WHAT IS BEING ASKED: Show, in full, each line of the data that contains "regulatory".

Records
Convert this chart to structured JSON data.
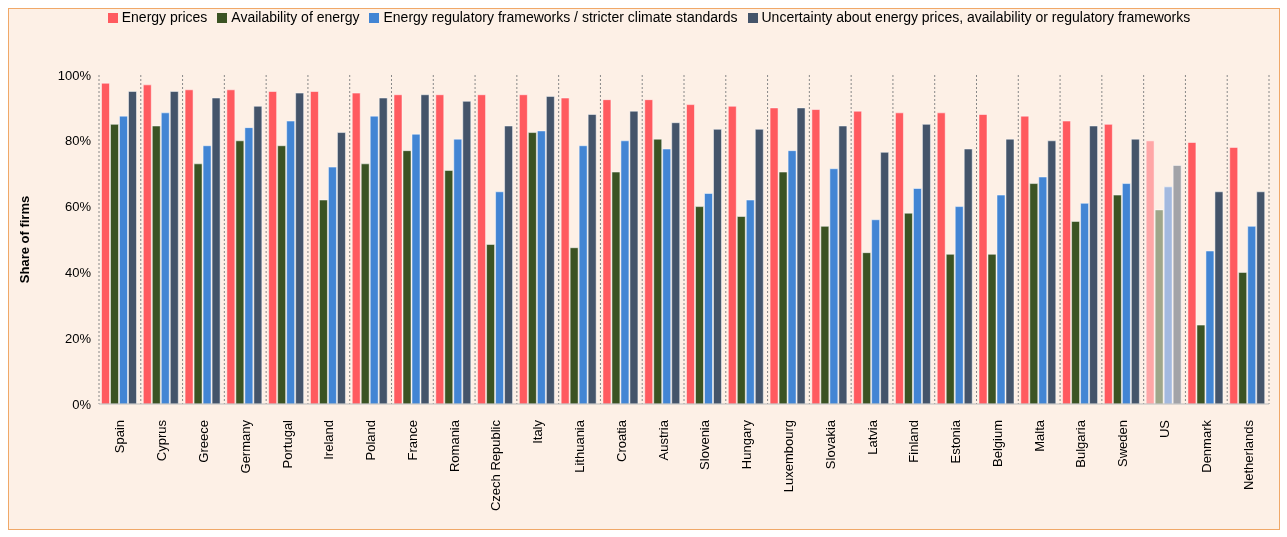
{
  "chart_data": {
    "type": "bar",
    "ylabel": "Share of firms",
    "categories": [
      "Spain",
      "Cyprus",
      "Greece",
      "Germany",
      "Portugal",
      "Ireland",
      "Poland",
      "France",
      "Romania",
      "Czech Republic",
      "Italy",
      "Lithuania",
      "Croatia",
      "Austria",
      "Slovenia",
      "Hungary",
      "Luxembourg",
      "Slovakia",
      "Latvia",
      "Finland",
      "Estonia",
      "Belgium",
      "Malta",
      "Bulgaria",
      "Sweden",
      "US",
      "Denmark",
      "Netherlands"
    ],
    "series": [
      {
        "name": "Energy prices",
        "color": "#ff5a5f",
        "colors": [
          "#ff5a5f",
          "#ff5a5f",
          "#ff5a5f",
          "#ff5a5f",
          "#ff5a5f",
          "#ff5a5f",
          "#ff5a5f",
          "#ff5a5f",
          "#ff5a5f",
          "#ff5a5f",
          "#ff5a5f",
          "#ff5a5f",
          "#ff5a5f",
          "#ff5a5f",
          "#ff5a5f",
          "#ff5a5f",
          "#ff5a5f",
          "#ff5a5f",
          "#ff5a5f",
          "#ff5a5f",
          "#ff5a5f",
          "#ff5a5f",
          "#ff5a5f",
          "#ff5a5f",
          "#ff5a5f",
          "#ffa6a6",
          "#ff5a5f",
          "#ff5a5f"
        ],
        "values": [
          97.5,
          97,
          95.5,
          95.5,
          95,
          95,
          94.5,
          94,
          94,
          94,
          94,
          93,
          92.5,
          92.5,
          91,
          90.5,
          90,
          89.5,
          89,
          88.5,
          88.5,
          88,
          87.5,
          86,
          85,
          80,
          79.5,
          78
        ]
      },
      {
        "name": "Availability of energy",
        "color": "#3b5323",
        "colors": [
          "#3b5323",
          "#3b5323",
          "#3b5323",
          "#3b5323",
          "#3b5323",
          "#3b5323",
          "#3b5323",
          "#3b5323",
          "#3b5323",
          "#3b5323",
          "#3b5323",
          "#3b5323",
          "#3b5323",
          "#3b5323",
          "#3b5323",
          "#3b5323",
          "#3b5323",
          "#3b5323",
          "#3b5323",
          "#3b5323",
          "#3b5323",
          "#3b5323",
          "#3b5323",
          "#3b5323",
          "#3b5323",
          "#9fa68a",
          "#3b5323",
          "#3b5323"
        ],
        "values": [
          85,
          84.5,
          73,
          80,
          78.5,
          62,
          73,
          77,
          71,
          48.5,
          82.5,
          47.5,
          70.5,
          80.5,
          60,
          57,
          70.5,
          54,
          46,
          58,
          45.5,
          45.5,
          67,
          55.5,
          63.5,
          59,
          24,
          40
        ]
      },
      {
        "name": "Energy regulatory frameworks / stricter climate standards",
        "color": "#4285d4",
        "colors": [
          "#4285d4",
          "#4285d4",
          "#4285d4",
          "#4285d4",
          "#4285d4",
          "#4285d4",
          "#4285d4",
          "#4285d4",
          "#4285d4",
          "#4285d4",
          "#4285d4",
          "#4285d4",
          "#4285d4",
          "#4285d4",
          "#4285d4",
          "#4285d4",
          "#4285d4",
          "#4285d4",
          "#4285d4",
          "#4285d4",
          "#4285d4",
          "#4285d4",
          "#4285d4",
          "#4285d4",
          "#4285d4",
          "#a3b9df",
          "#4285d4",
          "#4285d4"
        ],
        "values": [
          87.5,
          88.5,
          78.5,
          84,
          86,
          72,
          87.5,
          82,
          80.5,
          64.5,
          83,
          78.5,
          80,
          77.5,
          64,
          62,
          77,
          71.5,
          56,
          65.5,
          60,
          63.5,
          69,
          61,
          67,
          66,
          46.5,
          54
        ]
      },
      {
        "name": "Uncertainty about energy prices, availability or regulatory frameworks",
        "color": "#44546a",
        "colors": [
          "#44546a",
          "#44546a",
          "#44546a",
          "#44546a",
          "#44546a",
          "#44546a",
          "#44546a",
          "#44546a",
          "#44546a",
          "#44546a",
          "#44546a",
          "#44546a",
          "#44546a",
          "#44546a",
          "#44546a",
          "#44546a",
          "#44546a",
          "#44546a",
          "#44546a",
          "#44546a",
          "#44546a",
          "#44546a",
          "#44546a",
          "#44546a",
          "#44546a",
          "#a2a3a8",
          "#44546a",
          "#44546a"
        ],
        "values": [
          95,
          95,
          93,
          90.5,
          94.5,
          82.5,
          93,
          94,
          92,
          84.5,
          93.5,
          88,
          89,
          85.5,
          83.5,
          83.5,
          90,
          84.5,
          76.5,
          85,
          77.5,
          80.5,
          80,
          84.5,
          80.5,
          72.5,
          64.5,
          64.5
        ]
      }
    ],
    "ylim": [
      0,
      100
    ],
    "yticks": [
      {
        "value": 0,
        "label": "0%"
      },
      {
        "value": 20,
        "label": "20%"
      },
      {
        "value": 40,
        "label": "40%"
      },
      {
        "value": 60,
        "label": "60%"
      },
      {
        "value": 80,
        "label": "80%"
      },
      {
        "value": 100,
        "label": "100%"
      }
    ],
    "grid": "x",
    "legend": "top"
  }
}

FULL ANSWER:
        "name": "Energy regulatory frameworks / stricter climate standards",
        "name": "Uncertainty about energy prices, availability or regulatory frameworks",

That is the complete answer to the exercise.